(Collection entries)

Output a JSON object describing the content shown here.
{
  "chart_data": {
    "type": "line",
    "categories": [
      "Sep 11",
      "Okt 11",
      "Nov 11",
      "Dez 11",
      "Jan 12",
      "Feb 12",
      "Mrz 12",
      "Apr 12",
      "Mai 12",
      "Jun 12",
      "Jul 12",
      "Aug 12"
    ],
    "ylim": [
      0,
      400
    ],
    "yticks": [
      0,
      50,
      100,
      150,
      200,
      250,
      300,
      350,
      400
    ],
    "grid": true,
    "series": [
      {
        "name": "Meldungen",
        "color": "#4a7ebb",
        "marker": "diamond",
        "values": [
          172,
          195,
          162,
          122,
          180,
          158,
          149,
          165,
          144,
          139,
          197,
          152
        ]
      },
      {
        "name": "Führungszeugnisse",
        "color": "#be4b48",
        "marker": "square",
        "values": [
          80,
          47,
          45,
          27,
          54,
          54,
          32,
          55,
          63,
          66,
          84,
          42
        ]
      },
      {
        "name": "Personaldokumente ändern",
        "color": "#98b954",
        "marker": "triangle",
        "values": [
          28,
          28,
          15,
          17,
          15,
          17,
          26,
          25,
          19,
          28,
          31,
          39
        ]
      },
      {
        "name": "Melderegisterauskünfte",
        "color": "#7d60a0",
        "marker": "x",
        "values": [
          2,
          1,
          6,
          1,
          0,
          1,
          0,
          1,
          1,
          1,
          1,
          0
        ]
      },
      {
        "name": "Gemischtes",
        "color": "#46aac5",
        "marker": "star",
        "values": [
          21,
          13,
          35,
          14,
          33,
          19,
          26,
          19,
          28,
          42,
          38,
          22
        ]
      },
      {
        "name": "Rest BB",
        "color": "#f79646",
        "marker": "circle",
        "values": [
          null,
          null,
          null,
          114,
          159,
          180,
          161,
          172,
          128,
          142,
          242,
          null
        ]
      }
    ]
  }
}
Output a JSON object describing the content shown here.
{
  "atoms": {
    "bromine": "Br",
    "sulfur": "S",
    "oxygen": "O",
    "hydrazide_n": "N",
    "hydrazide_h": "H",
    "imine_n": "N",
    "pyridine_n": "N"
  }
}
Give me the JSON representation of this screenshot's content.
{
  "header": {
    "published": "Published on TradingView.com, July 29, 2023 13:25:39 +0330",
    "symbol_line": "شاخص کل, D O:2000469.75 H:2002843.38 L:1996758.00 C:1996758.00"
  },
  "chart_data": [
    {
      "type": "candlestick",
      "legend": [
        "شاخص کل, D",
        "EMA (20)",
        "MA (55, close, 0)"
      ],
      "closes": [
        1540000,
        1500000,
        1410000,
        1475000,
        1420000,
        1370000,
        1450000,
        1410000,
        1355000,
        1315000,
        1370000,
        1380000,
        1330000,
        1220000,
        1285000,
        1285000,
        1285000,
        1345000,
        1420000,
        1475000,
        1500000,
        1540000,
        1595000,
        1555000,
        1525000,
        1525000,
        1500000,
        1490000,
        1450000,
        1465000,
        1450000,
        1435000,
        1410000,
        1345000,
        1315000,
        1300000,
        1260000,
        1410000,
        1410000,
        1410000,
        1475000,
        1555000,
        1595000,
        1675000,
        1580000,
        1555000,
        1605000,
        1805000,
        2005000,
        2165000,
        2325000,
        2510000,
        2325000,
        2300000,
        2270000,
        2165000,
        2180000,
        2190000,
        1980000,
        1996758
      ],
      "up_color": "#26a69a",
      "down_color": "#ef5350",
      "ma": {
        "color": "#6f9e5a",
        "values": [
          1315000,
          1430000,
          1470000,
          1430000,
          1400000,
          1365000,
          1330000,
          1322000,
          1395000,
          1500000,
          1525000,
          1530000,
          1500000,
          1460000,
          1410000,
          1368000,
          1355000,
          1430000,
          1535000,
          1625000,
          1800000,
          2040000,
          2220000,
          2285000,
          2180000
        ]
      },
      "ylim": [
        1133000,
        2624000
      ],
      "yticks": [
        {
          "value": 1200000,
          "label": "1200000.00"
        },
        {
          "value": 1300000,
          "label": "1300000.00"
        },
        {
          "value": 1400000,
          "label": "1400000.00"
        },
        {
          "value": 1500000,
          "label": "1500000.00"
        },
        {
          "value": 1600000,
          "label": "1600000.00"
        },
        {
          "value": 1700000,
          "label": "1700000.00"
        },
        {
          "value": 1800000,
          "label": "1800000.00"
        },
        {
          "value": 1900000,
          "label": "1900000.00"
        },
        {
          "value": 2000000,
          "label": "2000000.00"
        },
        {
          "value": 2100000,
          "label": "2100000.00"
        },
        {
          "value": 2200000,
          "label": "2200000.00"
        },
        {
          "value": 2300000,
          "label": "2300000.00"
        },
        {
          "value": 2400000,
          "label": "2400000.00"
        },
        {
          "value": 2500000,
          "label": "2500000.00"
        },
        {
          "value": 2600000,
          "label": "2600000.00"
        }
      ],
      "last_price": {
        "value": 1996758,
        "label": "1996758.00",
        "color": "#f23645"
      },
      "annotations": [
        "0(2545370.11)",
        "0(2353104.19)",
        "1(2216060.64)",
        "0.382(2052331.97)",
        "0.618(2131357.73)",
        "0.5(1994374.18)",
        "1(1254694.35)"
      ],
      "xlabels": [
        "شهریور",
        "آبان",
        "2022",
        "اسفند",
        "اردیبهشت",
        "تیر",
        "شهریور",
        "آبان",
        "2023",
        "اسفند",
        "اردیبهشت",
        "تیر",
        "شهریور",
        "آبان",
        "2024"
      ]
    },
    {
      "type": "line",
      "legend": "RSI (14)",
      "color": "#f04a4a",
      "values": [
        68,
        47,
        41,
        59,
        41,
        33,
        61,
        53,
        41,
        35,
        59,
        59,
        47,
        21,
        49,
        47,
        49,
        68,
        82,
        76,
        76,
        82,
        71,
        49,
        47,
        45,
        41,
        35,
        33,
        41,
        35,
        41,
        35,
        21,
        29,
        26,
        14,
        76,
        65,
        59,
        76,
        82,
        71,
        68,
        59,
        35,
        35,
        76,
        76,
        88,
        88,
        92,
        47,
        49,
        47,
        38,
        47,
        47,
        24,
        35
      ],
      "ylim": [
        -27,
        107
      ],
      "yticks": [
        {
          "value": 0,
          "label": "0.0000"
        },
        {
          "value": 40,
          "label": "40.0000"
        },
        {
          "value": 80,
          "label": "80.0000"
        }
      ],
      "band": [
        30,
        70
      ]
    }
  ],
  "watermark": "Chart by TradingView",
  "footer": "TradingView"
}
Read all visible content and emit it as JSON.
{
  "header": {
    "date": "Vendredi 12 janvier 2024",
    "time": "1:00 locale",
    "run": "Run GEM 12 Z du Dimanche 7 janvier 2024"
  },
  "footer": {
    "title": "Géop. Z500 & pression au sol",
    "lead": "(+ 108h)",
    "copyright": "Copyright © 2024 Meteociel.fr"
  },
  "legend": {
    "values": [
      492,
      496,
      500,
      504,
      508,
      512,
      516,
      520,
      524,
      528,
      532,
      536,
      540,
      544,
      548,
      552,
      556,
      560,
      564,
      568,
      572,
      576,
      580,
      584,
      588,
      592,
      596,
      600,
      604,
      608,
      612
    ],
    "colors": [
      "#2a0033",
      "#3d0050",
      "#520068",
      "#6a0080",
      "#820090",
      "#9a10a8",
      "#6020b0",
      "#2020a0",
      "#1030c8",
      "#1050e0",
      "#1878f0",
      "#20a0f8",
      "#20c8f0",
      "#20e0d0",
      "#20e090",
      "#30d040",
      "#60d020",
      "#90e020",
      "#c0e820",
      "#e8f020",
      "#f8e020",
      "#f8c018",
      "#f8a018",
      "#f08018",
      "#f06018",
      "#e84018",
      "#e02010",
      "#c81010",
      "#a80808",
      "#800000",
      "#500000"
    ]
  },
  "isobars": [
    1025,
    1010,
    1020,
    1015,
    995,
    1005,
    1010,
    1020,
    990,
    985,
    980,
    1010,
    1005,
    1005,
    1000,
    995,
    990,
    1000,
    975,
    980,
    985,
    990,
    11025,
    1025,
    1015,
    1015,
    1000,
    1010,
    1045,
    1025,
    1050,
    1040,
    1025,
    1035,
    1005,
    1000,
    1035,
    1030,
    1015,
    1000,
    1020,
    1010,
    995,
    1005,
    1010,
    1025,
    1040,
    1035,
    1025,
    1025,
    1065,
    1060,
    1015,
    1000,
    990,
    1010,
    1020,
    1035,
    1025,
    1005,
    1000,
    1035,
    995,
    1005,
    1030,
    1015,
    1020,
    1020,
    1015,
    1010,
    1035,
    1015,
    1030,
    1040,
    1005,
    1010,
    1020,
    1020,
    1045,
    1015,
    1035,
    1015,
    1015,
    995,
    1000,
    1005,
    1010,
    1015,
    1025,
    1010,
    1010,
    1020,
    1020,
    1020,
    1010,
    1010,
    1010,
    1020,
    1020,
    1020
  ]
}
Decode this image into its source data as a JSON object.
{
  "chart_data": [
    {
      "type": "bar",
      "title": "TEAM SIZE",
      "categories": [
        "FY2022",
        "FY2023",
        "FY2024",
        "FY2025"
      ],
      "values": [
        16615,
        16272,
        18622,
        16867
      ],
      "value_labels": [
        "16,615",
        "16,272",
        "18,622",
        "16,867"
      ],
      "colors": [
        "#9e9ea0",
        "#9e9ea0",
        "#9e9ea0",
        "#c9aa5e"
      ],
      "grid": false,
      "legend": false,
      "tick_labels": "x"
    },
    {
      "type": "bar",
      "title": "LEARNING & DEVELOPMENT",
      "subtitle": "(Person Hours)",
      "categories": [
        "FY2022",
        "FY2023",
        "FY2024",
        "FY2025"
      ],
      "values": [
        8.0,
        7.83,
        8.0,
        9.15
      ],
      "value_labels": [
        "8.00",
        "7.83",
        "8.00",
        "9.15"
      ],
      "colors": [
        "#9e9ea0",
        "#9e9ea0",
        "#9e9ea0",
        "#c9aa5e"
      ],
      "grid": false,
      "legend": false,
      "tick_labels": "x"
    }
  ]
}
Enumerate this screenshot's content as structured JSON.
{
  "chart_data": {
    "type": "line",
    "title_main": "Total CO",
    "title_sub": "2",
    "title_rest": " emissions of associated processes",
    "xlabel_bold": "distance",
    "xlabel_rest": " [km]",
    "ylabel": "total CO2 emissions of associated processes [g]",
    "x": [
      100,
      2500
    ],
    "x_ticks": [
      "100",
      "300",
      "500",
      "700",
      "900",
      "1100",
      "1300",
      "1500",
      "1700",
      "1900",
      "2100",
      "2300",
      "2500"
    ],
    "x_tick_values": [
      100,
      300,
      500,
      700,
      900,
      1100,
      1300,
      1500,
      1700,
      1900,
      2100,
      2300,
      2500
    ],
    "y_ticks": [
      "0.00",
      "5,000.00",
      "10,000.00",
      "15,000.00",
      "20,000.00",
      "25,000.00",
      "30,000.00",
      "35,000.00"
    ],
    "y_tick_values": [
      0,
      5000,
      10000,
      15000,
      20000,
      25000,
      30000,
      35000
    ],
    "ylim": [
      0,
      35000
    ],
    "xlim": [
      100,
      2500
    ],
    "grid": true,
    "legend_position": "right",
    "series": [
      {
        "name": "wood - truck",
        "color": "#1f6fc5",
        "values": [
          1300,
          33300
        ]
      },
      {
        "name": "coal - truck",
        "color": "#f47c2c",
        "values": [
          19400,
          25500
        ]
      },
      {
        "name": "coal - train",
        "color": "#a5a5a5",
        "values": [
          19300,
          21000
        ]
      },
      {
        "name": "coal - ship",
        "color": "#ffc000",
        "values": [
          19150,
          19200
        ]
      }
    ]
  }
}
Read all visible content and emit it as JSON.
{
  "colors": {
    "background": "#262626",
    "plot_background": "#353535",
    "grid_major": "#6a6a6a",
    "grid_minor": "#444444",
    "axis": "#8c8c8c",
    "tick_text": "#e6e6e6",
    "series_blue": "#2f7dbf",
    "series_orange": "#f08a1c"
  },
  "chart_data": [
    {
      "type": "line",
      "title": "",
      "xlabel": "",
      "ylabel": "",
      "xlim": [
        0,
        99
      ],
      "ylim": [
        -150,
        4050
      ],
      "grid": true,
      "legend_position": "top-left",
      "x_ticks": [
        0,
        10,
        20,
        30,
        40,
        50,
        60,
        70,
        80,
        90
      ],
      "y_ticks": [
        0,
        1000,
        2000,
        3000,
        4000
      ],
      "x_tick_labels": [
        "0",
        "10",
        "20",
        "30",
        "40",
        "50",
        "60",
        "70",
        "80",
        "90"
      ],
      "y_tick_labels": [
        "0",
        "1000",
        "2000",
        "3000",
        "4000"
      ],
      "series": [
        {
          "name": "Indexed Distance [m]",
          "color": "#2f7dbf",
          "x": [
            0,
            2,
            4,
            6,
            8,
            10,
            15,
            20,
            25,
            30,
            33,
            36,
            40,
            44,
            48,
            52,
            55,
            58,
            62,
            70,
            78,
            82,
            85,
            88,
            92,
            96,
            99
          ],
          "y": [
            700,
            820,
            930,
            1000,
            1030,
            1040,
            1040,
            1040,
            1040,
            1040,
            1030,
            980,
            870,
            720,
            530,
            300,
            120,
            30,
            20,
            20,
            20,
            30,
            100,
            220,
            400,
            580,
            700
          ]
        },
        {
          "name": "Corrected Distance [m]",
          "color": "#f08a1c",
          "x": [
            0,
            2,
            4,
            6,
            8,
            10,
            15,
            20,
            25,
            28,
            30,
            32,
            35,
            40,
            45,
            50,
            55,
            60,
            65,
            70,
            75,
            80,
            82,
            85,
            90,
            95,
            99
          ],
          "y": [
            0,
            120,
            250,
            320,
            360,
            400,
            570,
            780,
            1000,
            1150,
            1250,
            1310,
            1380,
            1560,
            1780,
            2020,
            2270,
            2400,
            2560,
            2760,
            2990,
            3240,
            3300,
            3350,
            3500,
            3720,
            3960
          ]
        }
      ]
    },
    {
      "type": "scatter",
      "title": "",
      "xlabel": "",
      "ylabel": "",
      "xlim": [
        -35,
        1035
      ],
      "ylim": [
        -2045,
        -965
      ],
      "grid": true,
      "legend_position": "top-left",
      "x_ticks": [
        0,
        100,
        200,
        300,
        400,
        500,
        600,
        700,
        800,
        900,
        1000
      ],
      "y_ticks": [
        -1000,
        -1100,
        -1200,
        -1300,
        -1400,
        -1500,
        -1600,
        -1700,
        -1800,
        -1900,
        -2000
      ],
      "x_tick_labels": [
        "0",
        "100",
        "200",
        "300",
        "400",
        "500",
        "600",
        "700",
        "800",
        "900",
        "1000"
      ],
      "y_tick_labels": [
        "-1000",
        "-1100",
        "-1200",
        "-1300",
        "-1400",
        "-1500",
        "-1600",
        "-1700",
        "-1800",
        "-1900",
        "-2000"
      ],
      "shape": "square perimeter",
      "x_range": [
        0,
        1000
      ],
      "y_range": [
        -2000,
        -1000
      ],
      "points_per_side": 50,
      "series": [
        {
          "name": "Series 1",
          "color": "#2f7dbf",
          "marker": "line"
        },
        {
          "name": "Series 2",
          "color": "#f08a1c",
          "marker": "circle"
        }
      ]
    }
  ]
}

# [WRITTEN REQUEST]
From the data above, copy each line where the string "associated" appears.

# [WORKED ANSWER]
    "title_rest": " emissions of associated processes",
    "ylabel": "total CO2 emissions of associated processes [g]",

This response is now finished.